*STATED EXERCISE:* Would you transcribe the whole listing exactly, minus its pictures?

*DATA SECTION:*
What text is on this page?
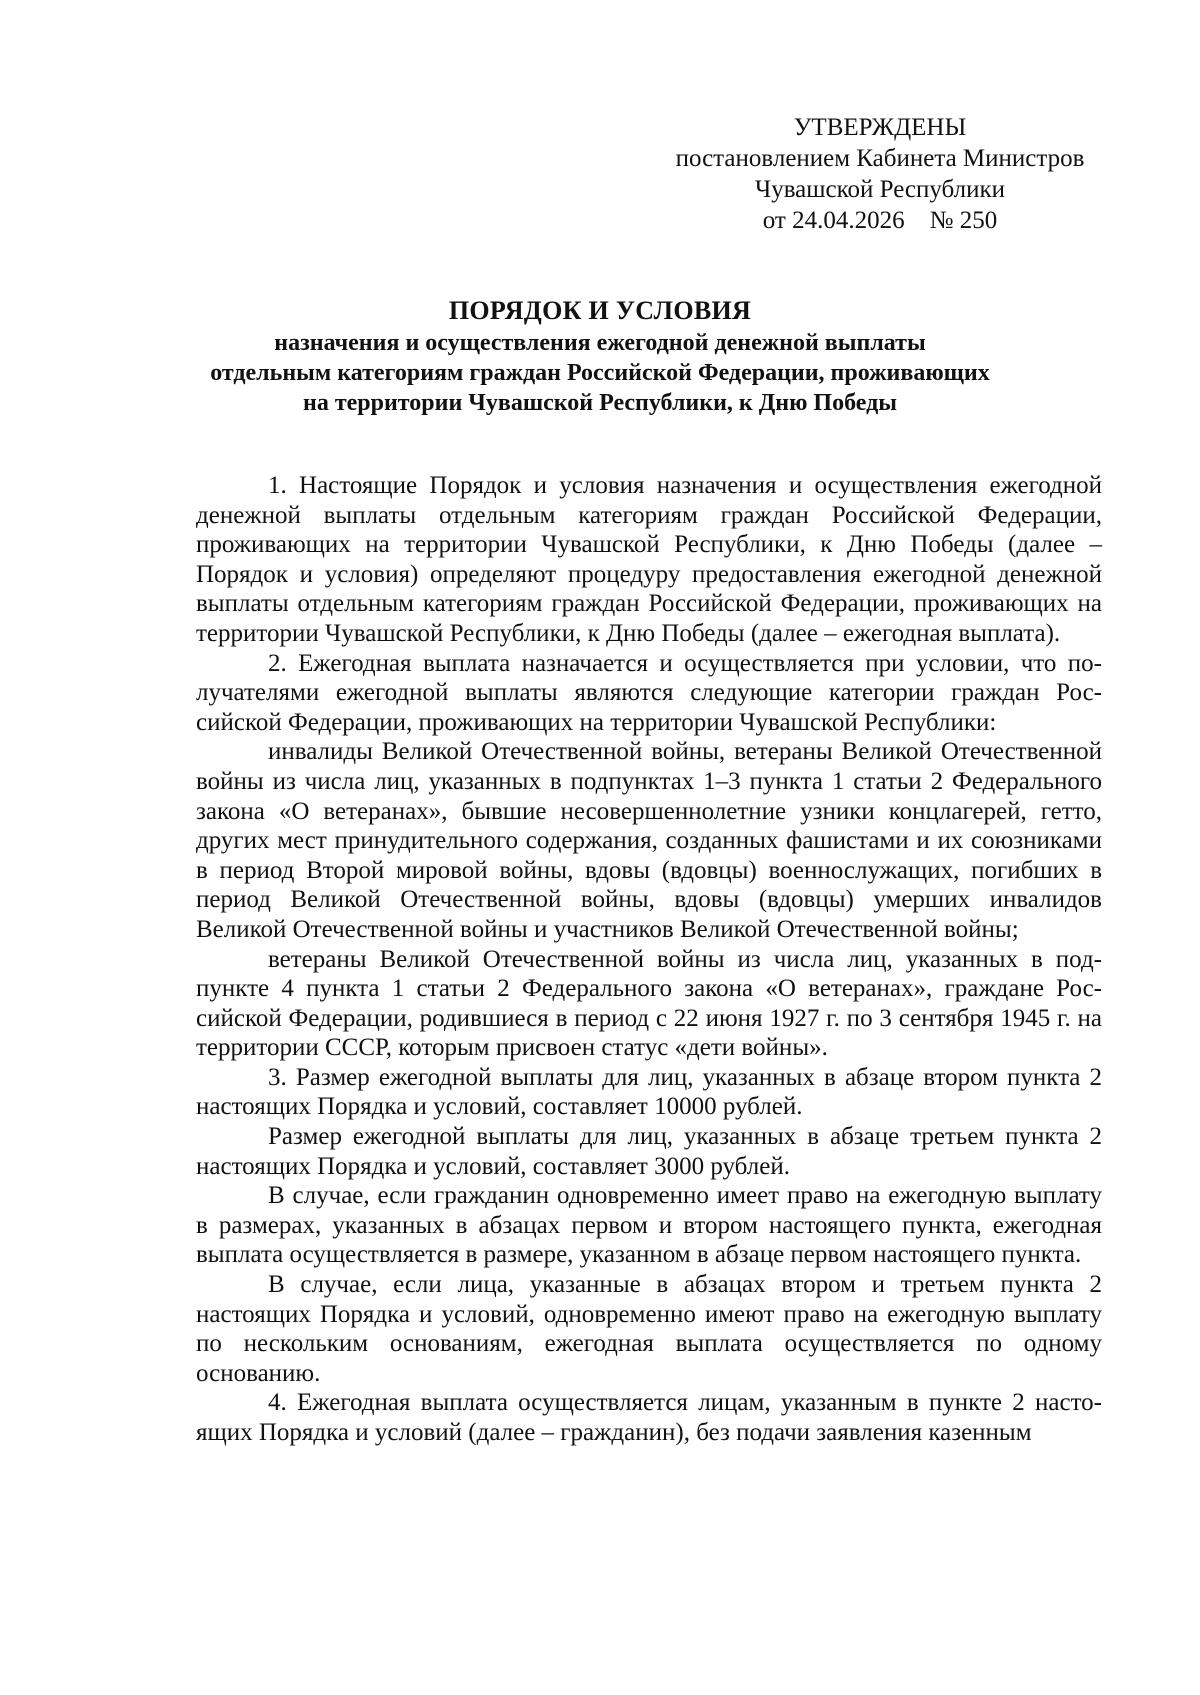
УТВЕРЖДЕНЫ
постановлением Кабинета Министров
Чувашской Республики
от 24.04.2026    № 250
ПОРЯДОК И УСЛОВИЯ
назначения и осуществления ежегодной денежной выплаты
отдельным категориям граждан Российской Федерации, проживающих
на территории Чувашской Республики, к Дню Победы

1. Настоящие Порядок и условия назначения и осуществления ежегодной денежной выплаты отдельным категориям граждан Российской Федерации, проживающих на территории Чувашской Республики, к Дню Победы (далее – Порядок и условия) определяют процедуру предоставления ежегодной денежной выплаты отдельным категориям граждан Российской Федерации, проживающих на территории Чувашской Республики, к Дню Победы (далее – ежегодная выплата).

2. Ежегодная выплата назначается и осуществляется при условии, что получателями ежегодной выплаты являются следующие категории граждан Российской Федерации, проживающих на территории Чувашской Республики:

инвалиды Великой Отечественной войны, ветераны Великой Отечественной войны из числа лиц, указанных в подпунктах 1–3 пункта 1 статьи 2 Федерального закона «О ветеранах», бывшие несовершеннолетние узники концлагерей, гетто, других мест принудительного содержания, созданных фашистами и их союзниками в период Второй мировой войны, вдовы (вдовцы) военнослужащих, погибших в период Великой Отечественной войны, вдовы (вдовцы) умерших инвалидов Великой Отечественной войны и участников Великой Отечественной войны;

ветераны Великой Отечественной войны из числа лиц, указанных в подпункте 4 пункта 1 статьи 2 Федерального закона «О ветеранах», граждане Российской Федерации, родившиеся в период с 22 июня 1927 г. по 3 сентября 1945 г. на территории СССР, которым присвоен статус «дети войны».

3. Размер ежегодной выплаты для лиц, указанных в абзаце втором пункта 2 настоящих Порядка и условий, составляет 10000 рублей.

Размер ежегодной выплаты для лиц, указанных в абзаце третьем пункта 2 настоящих Порядка и условий, составляет 3000 рублей.

В случае, если гражданин одновременно имеет право на ежегодную выплату в размерах, указанных в абзацах первом и втором настоящего пункта, ежегодная выплата осуществляется в размере, указанном в абзаце первом настоящего пункта.

В случае, если лица, указанные в абзацах втором и третьем пункта 2 настоящих Порядка и условий, одновременно имеют право на ежегодную выплату по нескольким основаниям, ежегодная выплата осуществляется по одному основанию.

4. Ежегодная выплата осуществляется лицам, указанным в пункте 2 настоящих Порядка и условий (далее – гражданин), без подачи заявления казенным
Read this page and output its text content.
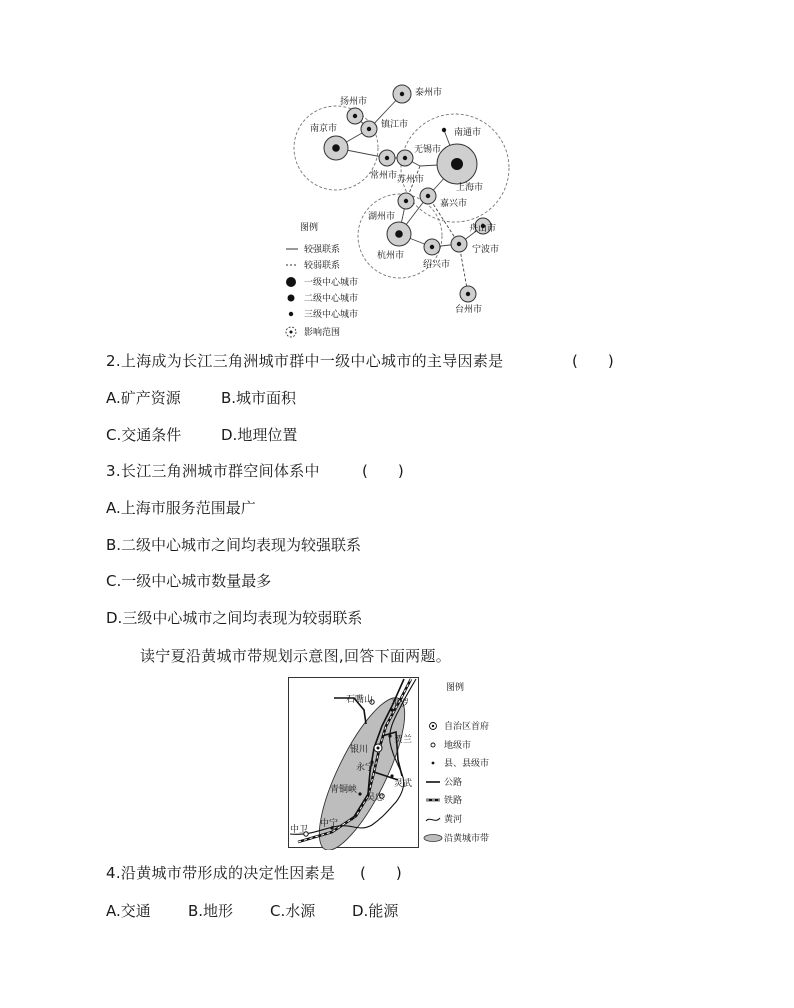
泰州市
扬州市
镇江市
南京市	南通市
无锡市
常州市 苏州市
上海市
嘉兴市
湖州市
舟山市
宁波市
杭州市
绍兴市
台州市
图例
较强联系
较弱联系
一级中心城市
二级中心城市
三级中心城市
影响范围
2.上海成为长江三角洲城市群中一级中心城市的主导因素是	(　　)
A.矿产资源	B.城市面积
C.交通条件	D.地理位置
3.长江三角洲城市群空间体系中	(　　)
A.上海市服务范围最广
B.二级中心城市之间均表现为较强联系
C.一级中心城市数量最多
D.三级中心城市之间均表现为较弱联系
读宁夏沿黄城市带规划示意图,回答下面两题。
石嘴山 平罗
银川
贺兰
永宁
灵武
青铜峡
吴忠
中卫
中宁
图例
自治区首府
地级市
县、县级市
公路
铁路
黄河
沿黄城市带
4.沿黄城市带形成的决定性因素是 (　　)
A.交通 B.地形 C.水源 D.能源
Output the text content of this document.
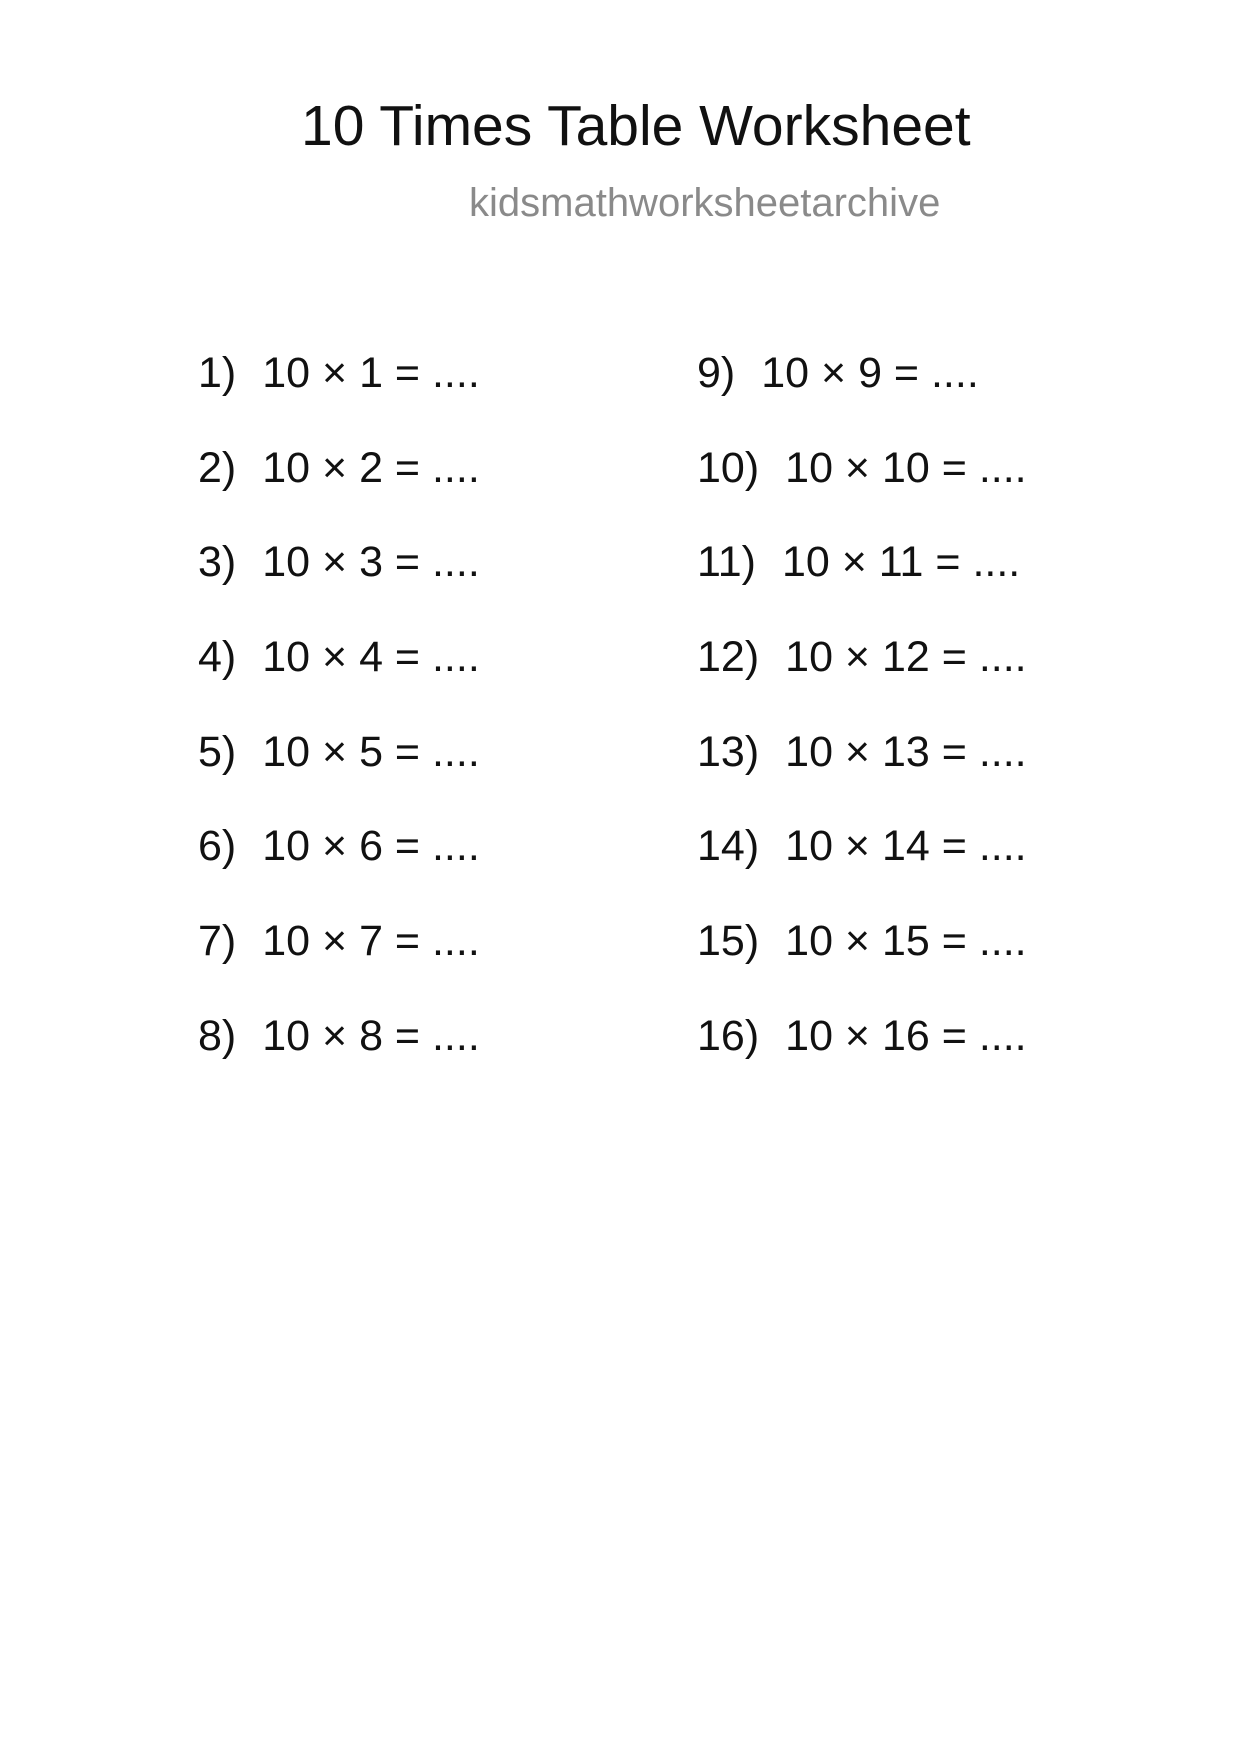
10 Times Table Worksheet
kidsmathworksheetarchive
1) 10 × 1 = ....
2) 10 × 2 = ....
3) 10 × 3 = ....
4) 10 × 4 = ....
5) 10 × 5 = ....
6) 10 × 6 = ....
7) 10 × 7 = ....
8) 10 × 8 = ....
9) 10 × 9 = ....
10) 10 × 10 = ....
11) 10 × 11 = ....
12) 10 × 12 = ....
13) 10 × 13 = ....
14) 10 × 14 = ....
15) 10 × 15 = ....
16) 10 × 16 = ....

*WRITTEN ANSWER:*
What text is on this page?
УТВЕРЖДЕНЫ
постановлением Кабинета Министров
Чувашской Республики
от 24.04.2026    № 250
ПОРЯДОК И УСЛОВИЯ
назначения и осуществления ежегодной денежной выплаты
отдельным категориям граждан Российской Федерации, проживающих
на территории Чувашской Республики, к Дню Победы

1. Настоящие Порядок и условия назначения и осуществления ежегодной денежной выплаты отдельным категориям граждан Российской Федерации, проживающих на территории Чувашской Республики, к Дню Победы (далее – Порядок и условия) определяют процедуру предоставления ежегодной денежной выплаты отдельным категориям граждан Российской Федерации, проживающих на территории Чувашской Республики, к Дню Победы (далее – ежегодная выплата).

2. Ежегодная выплата назначается и осуществляется при условии, что получателями ежегодной выплаты являются следующие категории граждан Российской Федерации, проживающих на территории Чувашской Республики:

инвалиды Великой Отечественной войны, ветераны Великой Отечественной войны из числа лиц, указанных в подпунктах 1–3 пункта 1 статьи 2 Федерального закона «О ветеранах», бывшие несовершеннолетние узники концлагерей, гетто, других мест принудительного содержания, созданных фашистами и их союзниками в период Второй мировой войны, вдовы (вдовцы) военнослужащих, погибших в период Великой Отечественной войны, вдовы (вдовцы) умерших инвалидов Великой Отечественной войны и участников Великой Отечественной войны;

ветераны Великой Отечественной войны из числа лиц, указанных в подпункте 4 пункта 1 статьи 2 Федерального закона «О ветеранах», граждане Российской Федерации, родившиеся в период с 22 июня 1927 г. по 3 сентября 1945 г. на территории СССР, которым присвоен статус «дети войны».

3. Размер ежегодной выплаты для лиц, указанных в абзаце втором пункта 2 настоящих Порядка и условий, составляет 10000 рублей.

Размер ежегодной выплаты для лиц, указанных в абзаце третьем пункта 2 настоящих Порядка и условий, составляет 3000 рублей.

В случае, если гражданин одновременно имеет право на ежегодную выплату в размерах, указанных в абзацах первом и втором настоящего пункта, ежегодная выплата осуществляется в размере, указанном в абзаце первом настоящего пункта.

В случае, если лица, указанные в абзацах втором и третьем пункта 2 настоящих Порядка и условий, одновременно имеют право на ежегодную выплату по нескольким основаниям, ежегодная выплата осуществляется по одному основанию.

4. Ежегодная выплата осуществляется лицам, указанным в пункте 2 настоящих Порядка и условий (далее – гражданин), без подачи заявления казенным
Read this page and output its text content.
泰州市
扬州市
镇江市
南京市	南通市
无锡市
常州市 苏州市
上海市
嘉兴市
湖州市
舟山市
宁波市
杭州市
绍兴市
台州市
图例
较强联系
较弱联系
一级中心城市
二级中心城市
三级中心城市
影响范围
2.上海成为长江三角洲城市群中一级中心城市的主导因素是	(　　)
A.矿产资源	B.城市面积
C.交通条件	D.地理位置
3.长江三角洲城市群空间体系中	(　　)
A.上海市服务范围最广
B.二级中心城市之间均表现为较强联系
C.一级中心城市数量最多
D.三级中心城市之间均表现为较弱联系
读宁夏沿黄城市带规划示意图,回答下面两题。
石嘴山 平罗
银川
贺兰
永宁
灵武
青铜峡
吴忠
中卫
中宁
图例
自治区首府
地级市
县、县级市
公路
铁路
黄河
沿黄城市带
4.沿黄城市带形成的决定性因素是 (　　)
A.交通 B.地形 C.水源 D.能源
Output the text content of this document.
10 Times Table Worksheet
kidsmathworksheetarchive
1) 10 × 1 = ....
2) 10 × 2 = ....
3) 10 × 3 = ....
4) 10 × 4 = ....
5) 10 × 5 = ....
6) 10 × 6 = ....
7) 10 × 7 = ....
8) 10 × 8 = ....
9) 10 × 9 = ....
10) 10 × 10 = ....
11) 10 × 11 = ....
12) 10 × 12 = ....
13) 10 × 13 = ....
14) 10 × 14 = ....
15) 10 × 15 = ....
16) 10 × 16 = ....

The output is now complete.